_Short task_
From the entries below, pull out each line where "screenshot" appears.

[Source records]
┄┄┄┄┄┄┄┄┄┄┄┄┄┄┄┄┄┄┄┄

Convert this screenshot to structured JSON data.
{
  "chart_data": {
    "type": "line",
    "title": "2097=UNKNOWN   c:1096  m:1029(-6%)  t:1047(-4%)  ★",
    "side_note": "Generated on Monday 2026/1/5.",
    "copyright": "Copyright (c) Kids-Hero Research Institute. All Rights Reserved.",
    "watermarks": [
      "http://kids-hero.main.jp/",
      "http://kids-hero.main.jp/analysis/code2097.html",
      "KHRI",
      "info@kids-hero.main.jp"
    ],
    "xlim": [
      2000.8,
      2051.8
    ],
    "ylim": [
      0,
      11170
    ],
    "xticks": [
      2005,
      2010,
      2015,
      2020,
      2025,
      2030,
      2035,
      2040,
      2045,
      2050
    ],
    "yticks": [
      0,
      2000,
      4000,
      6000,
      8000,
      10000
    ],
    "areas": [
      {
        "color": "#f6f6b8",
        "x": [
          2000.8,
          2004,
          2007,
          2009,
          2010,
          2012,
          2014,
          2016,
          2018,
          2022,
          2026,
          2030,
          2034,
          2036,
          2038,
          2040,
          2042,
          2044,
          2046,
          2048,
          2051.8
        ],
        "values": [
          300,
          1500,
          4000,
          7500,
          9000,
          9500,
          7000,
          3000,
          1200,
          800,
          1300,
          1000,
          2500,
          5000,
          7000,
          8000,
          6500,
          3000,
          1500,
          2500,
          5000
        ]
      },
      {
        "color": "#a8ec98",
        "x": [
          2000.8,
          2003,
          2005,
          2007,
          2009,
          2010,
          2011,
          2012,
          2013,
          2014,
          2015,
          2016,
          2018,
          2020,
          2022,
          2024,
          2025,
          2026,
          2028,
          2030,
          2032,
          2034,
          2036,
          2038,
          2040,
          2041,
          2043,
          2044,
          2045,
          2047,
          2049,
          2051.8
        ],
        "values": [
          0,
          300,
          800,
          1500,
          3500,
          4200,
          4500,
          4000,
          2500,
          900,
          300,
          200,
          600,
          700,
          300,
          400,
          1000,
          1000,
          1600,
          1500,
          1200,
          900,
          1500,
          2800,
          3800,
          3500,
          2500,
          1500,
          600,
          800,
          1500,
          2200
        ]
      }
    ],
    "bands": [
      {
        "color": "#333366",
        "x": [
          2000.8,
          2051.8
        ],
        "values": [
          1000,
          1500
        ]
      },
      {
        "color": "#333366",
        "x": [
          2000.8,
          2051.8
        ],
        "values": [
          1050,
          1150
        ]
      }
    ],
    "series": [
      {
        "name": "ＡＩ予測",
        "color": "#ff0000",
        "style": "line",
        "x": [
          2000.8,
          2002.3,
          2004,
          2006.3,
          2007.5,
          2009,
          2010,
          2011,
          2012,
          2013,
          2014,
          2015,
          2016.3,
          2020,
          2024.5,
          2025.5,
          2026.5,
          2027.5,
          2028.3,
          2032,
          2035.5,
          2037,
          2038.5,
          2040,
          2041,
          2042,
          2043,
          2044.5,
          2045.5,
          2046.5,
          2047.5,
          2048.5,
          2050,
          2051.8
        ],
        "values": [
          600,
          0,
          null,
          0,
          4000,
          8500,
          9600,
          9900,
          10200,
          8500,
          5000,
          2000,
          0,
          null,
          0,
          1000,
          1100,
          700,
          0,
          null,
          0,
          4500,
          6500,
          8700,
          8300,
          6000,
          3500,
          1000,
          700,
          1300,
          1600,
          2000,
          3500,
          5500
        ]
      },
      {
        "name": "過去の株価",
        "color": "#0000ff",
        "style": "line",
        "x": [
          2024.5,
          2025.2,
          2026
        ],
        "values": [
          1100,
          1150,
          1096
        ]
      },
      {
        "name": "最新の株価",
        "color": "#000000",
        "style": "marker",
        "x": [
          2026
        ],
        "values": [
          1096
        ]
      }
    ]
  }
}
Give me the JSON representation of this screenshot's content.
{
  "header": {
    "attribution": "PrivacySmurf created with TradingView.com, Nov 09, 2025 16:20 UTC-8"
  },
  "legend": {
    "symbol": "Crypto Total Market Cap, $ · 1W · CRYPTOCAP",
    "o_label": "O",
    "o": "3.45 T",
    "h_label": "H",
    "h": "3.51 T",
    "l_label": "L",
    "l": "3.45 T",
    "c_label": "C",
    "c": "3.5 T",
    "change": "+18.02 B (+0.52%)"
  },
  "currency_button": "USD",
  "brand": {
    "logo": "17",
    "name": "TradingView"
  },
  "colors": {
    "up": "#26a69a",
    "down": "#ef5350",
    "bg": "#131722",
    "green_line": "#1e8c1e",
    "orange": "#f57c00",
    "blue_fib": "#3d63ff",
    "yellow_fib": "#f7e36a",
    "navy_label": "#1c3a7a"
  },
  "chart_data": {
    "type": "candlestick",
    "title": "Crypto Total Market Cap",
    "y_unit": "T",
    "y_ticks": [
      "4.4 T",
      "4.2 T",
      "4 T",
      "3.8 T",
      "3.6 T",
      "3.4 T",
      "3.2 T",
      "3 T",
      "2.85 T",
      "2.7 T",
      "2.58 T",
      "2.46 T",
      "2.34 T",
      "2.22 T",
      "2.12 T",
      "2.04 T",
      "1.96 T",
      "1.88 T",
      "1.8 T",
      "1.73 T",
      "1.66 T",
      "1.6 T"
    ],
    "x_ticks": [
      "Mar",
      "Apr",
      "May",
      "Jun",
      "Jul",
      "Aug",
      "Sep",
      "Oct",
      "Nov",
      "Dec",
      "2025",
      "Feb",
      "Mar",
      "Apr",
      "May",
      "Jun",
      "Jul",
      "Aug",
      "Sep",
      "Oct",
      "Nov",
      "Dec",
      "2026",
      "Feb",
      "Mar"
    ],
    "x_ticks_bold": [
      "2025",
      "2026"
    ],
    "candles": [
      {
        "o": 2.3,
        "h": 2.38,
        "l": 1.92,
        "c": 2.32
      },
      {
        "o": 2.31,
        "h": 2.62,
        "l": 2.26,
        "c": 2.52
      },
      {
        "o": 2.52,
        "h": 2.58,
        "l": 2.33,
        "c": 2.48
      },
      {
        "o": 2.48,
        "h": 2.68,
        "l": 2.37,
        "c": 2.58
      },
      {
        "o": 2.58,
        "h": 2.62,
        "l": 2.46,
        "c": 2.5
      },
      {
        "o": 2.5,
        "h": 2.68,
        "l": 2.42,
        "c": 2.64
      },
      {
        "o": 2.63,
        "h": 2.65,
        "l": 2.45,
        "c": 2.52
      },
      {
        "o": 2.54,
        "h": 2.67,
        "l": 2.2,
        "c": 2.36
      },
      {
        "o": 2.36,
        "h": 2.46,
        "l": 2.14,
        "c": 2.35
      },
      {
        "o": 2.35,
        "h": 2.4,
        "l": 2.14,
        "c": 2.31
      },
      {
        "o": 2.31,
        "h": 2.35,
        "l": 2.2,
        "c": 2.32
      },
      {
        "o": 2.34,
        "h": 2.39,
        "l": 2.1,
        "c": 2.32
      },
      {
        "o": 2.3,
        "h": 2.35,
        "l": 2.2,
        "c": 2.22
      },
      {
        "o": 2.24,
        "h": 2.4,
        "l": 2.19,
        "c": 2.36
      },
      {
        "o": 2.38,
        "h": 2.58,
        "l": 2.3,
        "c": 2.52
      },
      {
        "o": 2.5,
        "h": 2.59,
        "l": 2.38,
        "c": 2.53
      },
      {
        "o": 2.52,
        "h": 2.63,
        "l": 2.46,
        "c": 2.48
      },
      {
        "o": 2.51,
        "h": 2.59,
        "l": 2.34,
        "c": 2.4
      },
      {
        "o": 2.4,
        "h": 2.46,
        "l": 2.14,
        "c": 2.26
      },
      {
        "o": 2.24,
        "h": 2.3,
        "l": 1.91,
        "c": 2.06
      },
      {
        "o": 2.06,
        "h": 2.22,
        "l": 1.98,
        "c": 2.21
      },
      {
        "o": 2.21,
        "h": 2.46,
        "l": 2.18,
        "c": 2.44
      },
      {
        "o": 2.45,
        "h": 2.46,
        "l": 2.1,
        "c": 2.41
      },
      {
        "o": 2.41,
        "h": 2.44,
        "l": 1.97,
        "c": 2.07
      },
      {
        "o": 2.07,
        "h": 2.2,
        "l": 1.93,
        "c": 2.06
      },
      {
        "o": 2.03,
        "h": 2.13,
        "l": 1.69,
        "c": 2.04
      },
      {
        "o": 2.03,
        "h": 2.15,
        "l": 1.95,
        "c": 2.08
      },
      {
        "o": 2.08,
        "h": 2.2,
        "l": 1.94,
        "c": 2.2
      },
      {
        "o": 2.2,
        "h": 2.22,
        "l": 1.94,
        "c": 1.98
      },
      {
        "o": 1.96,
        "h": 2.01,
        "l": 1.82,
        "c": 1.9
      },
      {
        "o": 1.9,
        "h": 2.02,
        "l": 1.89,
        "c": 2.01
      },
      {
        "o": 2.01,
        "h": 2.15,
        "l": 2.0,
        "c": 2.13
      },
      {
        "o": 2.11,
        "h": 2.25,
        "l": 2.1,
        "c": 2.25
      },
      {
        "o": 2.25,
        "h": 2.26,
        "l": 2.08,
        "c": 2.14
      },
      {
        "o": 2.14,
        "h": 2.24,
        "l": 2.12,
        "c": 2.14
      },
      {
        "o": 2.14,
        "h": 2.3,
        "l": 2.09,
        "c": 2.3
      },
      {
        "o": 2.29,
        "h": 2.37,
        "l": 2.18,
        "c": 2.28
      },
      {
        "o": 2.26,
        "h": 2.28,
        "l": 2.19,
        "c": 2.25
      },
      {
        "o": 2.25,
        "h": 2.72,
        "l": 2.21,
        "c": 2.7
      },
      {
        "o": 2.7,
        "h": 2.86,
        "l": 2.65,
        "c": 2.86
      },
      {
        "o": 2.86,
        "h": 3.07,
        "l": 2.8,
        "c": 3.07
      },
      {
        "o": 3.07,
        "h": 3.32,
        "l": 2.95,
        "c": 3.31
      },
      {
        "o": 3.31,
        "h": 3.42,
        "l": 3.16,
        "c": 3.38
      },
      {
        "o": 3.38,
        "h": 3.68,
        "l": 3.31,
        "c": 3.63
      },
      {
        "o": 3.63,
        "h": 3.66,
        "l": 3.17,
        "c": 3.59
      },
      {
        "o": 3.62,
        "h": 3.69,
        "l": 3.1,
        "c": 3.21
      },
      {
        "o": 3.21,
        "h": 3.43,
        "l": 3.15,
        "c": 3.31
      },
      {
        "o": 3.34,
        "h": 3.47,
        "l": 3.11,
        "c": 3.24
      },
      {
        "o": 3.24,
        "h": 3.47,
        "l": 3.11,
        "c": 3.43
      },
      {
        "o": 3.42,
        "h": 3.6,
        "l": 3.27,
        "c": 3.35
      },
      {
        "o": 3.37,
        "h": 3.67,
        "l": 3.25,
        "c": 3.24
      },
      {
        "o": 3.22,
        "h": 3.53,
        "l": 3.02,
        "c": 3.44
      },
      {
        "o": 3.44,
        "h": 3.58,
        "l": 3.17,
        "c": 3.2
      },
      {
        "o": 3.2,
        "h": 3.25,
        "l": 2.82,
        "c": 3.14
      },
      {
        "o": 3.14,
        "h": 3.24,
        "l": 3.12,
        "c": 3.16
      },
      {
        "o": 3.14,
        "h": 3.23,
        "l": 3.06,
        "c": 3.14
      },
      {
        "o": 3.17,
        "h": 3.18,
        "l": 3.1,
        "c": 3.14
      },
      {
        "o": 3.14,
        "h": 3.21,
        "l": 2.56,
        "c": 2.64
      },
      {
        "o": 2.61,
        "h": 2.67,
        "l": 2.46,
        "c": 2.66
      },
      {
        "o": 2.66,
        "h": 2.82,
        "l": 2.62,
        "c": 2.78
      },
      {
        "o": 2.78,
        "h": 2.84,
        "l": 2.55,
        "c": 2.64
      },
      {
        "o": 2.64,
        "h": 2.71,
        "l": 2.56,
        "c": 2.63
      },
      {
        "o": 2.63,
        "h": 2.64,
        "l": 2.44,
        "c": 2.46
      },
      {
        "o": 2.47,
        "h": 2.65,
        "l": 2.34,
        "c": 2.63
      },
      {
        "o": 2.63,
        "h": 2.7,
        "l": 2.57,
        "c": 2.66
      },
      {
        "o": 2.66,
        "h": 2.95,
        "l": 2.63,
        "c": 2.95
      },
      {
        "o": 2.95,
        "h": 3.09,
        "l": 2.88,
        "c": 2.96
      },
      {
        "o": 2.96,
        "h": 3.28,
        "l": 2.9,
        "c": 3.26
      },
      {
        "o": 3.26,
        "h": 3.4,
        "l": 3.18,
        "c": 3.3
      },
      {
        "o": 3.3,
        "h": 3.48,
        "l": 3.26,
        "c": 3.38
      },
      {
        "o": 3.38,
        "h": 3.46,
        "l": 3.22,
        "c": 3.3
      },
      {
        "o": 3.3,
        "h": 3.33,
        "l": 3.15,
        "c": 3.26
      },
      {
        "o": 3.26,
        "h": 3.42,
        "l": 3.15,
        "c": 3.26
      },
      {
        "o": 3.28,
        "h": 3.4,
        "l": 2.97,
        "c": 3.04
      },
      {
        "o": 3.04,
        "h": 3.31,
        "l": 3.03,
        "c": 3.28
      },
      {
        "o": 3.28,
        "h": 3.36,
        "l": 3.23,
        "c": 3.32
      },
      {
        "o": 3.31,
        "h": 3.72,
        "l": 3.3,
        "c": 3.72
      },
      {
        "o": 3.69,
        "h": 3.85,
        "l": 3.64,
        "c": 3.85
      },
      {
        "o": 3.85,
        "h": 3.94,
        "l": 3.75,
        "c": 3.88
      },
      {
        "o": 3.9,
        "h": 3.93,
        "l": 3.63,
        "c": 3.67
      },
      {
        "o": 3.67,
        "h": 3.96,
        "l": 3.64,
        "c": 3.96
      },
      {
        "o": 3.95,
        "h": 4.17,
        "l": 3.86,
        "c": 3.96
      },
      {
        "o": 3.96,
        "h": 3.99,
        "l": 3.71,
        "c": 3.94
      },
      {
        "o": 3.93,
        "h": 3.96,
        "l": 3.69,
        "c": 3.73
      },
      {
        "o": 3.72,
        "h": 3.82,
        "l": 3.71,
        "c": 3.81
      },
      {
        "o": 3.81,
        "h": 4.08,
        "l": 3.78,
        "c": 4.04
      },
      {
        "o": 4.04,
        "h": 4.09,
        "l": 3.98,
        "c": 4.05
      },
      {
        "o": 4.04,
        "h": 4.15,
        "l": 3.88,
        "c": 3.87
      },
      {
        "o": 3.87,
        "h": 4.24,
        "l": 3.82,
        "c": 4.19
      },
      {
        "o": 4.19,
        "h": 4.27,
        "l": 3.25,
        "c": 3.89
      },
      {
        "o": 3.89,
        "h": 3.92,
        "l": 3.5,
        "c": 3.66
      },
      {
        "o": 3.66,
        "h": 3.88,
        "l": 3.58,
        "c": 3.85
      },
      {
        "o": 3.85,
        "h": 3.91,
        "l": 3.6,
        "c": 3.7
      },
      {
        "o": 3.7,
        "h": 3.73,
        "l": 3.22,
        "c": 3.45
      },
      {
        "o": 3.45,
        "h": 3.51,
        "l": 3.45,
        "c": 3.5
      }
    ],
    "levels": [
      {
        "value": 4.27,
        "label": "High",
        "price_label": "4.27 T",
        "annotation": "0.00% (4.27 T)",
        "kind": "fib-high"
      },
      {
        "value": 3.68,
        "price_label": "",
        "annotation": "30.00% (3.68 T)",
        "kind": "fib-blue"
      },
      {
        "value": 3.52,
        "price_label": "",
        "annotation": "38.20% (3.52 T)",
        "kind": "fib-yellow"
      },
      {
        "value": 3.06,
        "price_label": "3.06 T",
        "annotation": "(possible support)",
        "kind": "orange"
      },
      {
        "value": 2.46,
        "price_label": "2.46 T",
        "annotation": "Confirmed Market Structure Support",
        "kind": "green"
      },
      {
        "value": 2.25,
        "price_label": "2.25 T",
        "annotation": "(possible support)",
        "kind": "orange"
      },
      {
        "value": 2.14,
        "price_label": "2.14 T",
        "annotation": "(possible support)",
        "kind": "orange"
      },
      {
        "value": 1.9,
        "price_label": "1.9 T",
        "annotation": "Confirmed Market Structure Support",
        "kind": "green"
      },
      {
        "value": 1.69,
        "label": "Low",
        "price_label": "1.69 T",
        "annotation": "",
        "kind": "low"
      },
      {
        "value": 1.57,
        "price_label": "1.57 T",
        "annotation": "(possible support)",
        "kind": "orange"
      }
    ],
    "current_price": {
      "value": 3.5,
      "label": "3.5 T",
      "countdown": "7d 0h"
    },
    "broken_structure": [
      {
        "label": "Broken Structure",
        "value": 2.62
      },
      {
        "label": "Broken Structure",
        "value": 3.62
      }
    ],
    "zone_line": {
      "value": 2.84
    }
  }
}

┄┄┄┄┄┄┄┄┄┄┄┄┄┄┄┄┄┄┄┄

_Answer for this exercise_
Convert this screenshot to structured JSON data.
Give me the JSON representation of this screenshot's content.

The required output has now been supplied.